◆ **SET EXERCISE**
Restate the full set of records exactly, without adding or dropping a word.

◆ **MATERIAL PROVIDED**
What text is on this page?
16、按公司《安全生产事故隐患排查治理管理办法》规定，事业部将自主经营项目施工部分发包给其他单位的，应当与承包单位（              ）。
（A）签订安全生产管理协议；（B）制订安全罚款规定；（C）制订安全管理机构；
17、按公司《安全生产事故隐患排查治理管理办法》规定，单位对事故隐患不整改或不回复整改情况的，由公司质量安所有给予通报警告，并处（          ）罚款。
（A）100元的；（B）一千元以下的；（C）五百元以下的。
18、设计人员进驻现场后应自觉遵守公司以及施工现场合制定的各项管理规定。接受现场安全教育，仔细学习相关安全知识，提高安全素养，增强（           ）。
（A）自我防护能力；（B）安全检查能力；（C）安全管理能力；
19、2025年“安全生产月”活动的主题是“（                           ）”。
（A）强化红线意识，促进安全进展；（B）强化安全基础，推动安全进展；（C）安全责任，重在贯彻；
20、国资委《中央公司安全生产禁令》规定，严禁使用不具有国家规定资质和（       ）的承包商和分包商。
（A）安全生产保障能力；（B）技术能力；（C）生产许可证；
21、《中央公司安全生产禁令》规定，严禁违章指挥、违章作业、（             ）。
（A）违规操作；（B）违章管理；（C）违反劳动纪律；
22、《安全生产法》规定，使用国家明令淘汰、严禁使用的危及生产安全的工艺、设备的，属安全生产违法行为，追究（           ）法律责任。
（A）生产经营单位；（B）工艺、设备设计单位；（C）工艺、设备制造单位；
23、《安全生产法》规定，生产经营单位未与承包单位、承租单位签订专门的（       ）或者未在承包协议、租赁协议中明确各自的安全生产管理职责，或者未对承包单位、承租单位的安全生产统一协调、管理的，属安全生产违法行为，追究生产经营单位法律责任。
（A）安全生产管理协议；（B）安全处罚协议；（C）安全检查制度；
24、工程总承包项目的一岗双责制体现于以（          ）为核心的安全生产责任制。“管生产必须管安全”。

◆ **RESPONSE TO THIS EXERCISE**
What text is on this page?
16、按公司《安全生产事故隐患排查治理管理办法》规定，事业部将自主经营项目施工部分发包给其他单位的，应当与承包单位（              ）。
（A）签订安全生产管理协议；（B）制订安全罚款规定；（C）制订安全管理机构；
17、按公司《安全生产事故隐患排查治理管理办法》规定，单位对事故隐患不整改或不回复整改情况的，由公司质量安所有给予通报警告，并处（          ）罚款。
（A）100元的；（B）一千元以下的；（C）五百元以下的。
18、设计人员进驻现场后应自觉遵守公司以及施工现场合制定的各项管理规定。接受现场安全教育，仔细学习相关安全知识，提高安全素养，增强（           ）。
（A）自我防护能力；（B）安全检查能力；（C）安全管理能力；
19、2025年“安全生产月”活动的主题是“（                           ）”。
（A）强化红线意识，促进安全进展；（B）强化安全基础，推动安全进展；（C）安全责任，重在贯彻；
20、国资委《中央公司安全生产禁令》规定，严禁使用不具有国家规定资质和（       ）的承包商和分包商。
（A）安全生产保障能力；（B）技术能力；（C）生产许可证；
21、《中央公司安全生产禁令》规定，严禁违章指挥、违章作业、（             ）。
（A）违规操作；（B）违章管理；（C）违反劳动纪律；
22、《安全生产法》规定，使用国家明令淘汰、严禁使用的危及生产安全的工艺、设备的，属安全生产违法行为，追究（           ）法律责任。
（A）生产经营单位；（B）工艺、设备设计单位；（C）工艺、设备制造单位；
23、《安全生产法》规定，生产经营单位未与承包单位、承租单位签订专门的（       ）或者未在承包协议、租赁协议中明确各自的安全生产管理职责，或者未对承包单位、承租单位的安全生产统一协调、管理的，属安全生产违法行为，追究生产经营单位法律责任。
（A）安全生产管理协议；（B）安全处罚协议；（C）安全检查制度；
24、工程总承包项目的一岗双责制体现于以（          ）为核心的安全生产责任制。“管生产必须管安全”。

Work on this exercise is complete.